►

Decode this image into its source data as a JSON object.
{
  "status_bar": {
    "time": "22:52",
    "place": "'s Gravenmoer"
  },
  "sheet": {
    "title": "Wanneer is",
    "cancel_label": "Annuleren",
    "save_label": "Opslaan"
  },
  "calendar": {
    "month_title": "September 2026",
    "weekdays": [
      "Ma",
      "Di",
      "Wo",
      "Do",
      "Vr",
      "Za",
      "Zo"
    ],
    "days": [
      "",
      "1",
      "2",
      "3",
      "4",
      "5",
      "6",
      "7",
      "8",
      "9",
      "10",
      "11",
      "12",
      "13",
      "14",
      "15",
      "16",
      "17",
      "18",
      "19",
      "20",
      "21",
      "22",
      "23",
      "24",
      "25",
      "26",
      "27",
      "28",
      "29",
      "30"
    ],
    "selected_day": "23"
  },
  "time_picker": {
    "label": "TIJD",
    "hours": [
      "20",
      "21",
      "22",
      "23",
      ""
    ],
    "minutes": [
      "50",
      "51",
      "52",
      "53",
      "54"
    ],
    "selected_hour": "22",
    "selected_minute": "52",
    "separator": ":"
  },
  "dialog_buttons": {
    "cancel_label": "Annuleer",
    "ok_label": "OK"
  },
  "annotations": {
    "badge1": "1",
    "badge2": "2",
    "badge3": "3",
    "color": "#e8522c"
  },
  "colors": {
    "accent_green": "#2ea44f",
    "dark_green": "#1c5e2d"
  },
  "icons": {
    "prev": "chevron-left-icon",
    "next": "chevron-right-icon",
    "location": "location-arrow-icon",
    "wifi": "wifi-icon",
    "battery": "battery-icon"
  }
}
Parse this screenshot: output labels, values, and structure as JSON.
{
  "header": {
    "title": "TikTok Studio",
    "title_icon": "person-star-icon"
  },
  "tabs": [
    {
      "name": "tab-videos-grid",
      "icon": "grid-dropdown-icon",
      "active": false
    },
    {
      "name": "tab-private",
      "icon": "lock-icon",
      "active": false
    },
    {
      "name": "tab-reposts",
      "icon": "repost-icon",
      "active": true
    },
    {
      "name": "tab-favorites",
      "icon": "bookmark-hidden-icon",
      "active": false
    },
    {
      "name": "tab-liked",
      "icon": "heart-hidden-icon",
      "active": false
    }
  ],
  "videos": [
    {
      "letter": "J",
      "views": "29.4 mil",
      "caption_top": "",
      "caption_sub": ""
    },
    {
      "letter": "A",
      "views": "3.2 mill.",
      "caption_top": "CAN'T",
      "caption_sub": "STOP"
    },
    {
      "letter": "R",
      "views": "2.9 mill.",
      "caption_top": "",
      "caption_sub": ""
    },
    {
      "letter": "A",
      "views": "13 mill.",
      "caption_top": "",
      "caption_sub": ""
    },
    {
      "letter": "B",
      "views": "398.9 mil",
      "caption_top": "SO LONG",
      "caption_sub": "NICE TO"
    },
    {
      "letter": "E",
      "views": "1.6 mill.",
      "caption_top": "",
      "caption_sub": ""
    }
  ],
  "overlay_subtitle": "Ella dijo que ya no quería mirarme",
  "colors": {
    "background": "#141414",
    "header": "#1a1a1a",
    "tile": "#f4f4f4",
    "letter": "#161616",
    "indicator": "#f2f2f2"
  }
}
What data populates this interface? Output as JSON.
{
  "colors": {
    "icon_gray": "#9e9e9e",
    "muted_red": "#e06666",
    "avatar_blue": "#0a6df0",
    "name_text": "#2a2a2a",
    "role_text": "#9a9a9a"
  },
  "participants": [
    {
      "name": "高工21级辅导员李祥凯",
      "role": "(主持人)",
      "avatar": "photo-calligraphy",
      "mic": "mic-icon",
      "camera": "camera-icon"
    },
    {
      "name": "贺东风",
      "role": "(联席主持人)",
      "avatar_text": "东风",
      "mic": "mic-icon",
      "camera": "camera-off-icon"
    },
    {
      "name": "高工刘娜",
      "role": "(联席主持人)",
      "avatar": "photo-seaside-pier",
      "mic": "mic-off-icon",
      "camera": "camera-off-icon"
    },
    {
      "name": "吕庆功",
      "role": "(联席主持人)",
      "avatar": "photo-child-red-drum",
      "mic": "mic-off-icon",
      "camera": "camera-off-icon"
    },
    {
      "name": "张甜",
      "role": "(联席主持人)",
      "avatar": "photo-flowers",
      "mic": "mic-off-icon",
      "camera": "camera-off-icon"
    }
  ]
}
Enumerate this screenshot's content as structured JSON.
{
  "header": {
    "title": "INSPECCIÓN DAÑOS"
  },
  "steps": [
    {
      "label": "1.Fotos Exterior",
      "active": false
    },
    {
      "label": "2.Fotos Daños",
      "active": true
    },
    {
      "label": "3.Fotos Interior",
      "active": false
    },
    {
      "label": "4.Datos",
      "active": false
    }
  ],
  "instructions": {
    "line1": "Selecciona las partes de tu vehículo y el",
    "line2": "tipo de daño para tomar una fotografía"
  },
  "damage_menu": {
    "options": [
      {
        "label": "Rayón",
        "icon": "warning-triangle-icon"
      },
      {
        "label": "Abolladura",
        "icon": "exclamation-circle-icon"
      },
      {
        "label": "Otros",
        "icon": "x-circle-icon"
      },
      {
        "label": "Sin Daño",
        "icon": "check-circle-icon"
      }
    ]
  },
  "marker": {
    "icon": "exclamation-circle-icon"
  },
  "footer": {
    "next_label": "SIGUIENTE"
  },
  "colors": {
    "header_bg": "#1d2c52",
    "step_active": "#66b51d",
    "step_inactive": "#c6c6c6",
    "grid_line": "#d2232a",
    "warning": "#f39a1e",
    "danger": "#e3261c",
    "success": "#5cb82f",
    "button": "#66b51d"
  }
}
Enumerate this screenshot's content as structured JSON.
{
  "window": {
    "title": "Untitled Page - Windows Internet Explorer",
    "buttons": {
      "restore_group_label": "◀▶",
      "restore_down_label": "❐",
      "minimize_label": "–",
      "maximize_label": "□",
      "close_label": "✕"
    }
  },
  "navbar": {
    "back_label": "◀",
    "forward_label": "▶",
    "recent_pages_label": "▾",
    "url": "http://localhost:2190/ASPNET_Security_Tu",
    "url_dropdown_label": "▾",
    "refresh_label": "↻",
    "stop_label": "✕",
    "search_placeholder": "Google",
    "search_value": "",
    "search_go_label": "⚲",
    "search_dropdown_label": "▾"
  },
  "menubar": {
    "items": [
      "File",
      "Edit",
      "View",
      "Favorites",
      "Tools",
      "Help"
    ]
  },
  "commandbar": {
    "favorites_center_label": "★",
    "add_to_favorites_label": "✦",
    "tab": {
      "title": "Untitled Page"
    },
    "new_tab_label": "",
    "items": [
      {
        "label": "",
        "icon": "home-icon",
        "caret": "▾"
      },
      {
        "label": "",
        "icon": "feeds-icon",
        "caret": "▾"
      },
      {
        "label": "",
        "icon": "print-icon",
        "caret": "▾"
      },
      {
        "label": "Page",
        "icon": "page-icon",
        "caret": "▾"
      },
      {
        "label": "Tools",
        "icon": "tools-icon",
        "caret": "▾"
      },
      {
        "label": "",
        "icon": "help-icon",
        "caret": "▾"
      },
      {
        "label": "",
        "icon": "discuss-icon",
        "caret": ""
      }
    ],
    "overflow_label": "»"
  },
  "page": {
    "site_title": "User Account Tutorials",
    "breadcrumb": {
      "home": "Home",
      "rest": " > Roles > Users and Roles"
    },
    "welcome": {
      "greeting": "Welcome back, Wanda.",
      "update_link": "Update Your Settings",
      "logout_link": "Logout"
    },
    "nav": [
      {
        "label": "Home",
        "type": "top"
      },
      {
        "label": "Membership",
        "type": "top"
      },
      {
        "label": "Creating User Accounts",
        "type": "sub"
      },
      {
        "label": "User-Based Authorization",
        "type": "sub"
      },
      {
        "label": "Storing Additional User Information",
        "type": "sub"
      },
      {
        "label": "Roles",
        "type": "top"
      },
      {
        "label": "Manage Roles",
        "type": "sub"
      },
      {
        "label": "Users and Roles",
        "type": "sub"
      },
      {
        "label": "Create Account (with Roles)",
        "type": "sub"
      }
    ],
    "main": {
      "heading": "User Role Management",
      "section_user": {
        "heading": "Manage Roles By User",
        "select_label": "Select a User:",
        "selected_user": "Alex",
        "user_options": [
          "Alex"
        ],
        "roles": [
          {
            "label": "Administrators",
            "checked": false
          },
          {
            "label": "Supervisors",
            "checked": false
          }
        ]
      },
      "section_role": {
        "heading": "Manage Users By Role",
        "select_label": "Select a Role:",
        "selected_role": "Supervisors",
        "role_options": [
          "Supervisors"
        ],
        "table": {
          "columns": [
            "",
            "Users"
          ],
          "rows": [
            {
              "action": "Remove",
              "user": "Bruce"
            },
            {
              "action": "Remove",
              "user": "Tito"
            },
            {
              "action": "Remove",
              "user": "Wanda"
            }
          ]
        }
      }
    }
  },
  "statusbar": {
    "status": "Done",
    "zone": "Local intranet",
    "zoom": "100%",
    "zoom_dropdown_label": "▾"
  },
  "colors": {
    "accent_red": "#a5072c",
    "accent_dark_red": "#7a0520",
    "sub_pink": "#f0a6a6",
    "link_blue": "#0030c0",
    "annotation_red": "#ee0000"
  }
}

◄

◆ **Work to complete**
The word "photo" may appear on some lines. Report how many lines hold it, giving the number alone.

◆ **The response**
4